§ Work required
Please gather every line in the entries below that contains the word "develop".

-- Provided data start --

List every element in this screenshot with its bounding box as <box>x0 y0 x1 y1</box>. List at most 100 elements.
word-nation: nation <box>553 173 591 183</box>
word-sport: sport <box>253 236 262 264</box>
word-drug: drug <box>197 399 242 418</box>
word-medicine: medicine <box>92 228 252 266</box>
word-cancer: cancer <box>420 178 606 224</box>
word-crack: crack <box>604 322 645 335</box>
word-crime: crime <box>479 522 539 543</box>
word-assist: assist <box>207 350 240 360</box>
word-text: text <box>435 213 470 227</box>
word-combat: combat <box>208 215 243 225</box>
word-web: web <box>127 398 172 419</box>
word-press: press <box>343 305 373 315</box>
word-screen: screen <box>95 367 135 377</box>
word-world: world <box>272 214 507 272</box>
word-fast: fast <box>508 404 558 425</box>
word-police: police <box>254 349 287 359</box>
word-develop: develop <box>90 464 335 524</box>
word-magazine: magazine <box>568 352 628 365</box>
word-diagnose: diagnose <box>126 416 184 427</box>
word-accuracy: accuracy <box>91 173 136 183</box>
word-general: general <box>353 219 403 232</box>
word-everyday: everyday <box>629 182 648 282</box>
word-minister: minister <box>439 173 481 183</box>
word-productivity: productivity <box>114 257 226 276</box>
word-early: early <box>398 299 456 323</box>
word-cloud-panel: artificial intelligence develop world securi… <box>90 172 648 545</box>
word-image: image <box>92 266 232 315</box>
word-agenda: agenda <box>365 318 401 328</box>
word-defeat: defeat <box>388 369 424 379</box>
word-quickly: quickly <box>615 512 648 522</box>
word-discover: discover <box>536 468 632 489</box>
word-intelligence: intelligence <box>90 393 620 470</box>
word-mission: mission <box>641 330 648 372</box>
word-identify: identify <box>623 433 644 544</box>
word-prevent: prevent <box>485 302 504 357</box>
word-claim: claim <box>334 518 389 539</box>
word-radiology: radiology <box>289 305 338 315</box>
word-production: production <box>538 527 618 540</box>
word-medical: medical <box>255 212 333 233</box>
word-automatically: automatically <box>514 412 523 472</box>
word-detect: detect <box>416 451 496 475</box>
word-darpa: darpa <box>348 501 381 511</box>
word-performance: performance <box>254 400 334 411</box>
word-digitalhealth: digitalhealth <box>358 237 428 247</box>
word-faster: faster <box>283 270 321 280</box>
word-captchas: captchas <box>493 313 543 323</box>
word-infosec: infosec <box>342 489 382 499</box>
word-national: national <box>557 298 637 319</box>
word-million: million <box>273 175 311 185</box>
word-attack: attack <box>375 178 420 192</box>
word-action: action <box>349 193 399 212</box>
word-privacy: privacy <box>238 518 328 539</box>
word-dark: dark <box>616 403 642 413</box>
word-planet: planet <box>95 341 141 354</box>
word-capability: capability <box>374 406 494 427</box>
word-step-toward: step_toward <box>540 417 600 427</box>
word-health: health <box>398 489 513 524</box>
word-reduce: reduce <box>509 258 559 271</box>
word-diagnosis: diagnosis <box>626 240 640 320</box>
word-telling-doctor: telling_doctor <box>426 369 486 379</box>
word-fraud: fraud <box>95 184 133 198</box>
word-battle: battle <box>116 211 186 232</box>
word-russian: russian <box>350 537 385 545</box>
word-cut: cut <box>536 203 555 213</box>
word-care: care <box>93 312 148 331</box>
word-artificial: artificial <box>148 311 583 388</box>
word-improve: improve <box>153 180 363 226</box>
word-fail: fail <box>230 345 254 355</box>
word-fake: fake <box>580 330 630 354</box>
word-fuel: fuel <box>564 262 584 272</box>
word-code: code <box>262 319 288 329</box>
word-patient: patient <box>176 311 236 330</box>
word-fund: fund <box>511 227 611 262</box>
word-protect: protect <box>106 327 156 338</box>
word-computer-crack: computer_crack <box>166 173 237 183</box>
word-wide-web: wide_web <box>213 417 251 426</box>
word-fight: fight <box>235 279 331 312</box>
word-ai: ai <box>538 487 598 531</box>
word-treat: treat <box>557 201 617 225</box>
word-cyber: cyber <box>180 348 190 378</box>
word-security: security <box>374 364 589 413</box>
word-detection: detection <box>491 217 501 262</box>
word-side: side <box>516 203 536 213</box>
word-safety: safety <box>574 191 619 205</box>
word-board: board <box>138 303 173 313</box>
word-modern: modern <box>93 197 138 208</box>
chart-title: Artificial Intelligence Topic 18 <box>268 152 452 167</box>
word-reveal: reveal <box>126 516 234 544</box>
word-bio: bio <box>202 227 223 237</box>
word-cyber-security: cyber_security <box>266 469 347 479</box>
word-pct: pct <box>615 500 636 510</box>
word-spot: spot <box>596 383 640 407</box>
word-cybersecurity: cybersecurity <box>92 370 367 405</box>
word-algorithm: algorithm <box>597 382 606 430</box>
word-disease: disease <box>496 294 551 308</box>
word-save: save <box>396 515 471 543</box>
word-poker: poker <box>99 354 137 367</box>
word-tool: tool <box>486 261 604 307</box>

-- Provided data end --

§ Solution to the exercise
word-develop: develop <box>90 464 335 524</box>
word-cloud-panel: artificial intelligence develop world securi… <box>90 172 648 545</box>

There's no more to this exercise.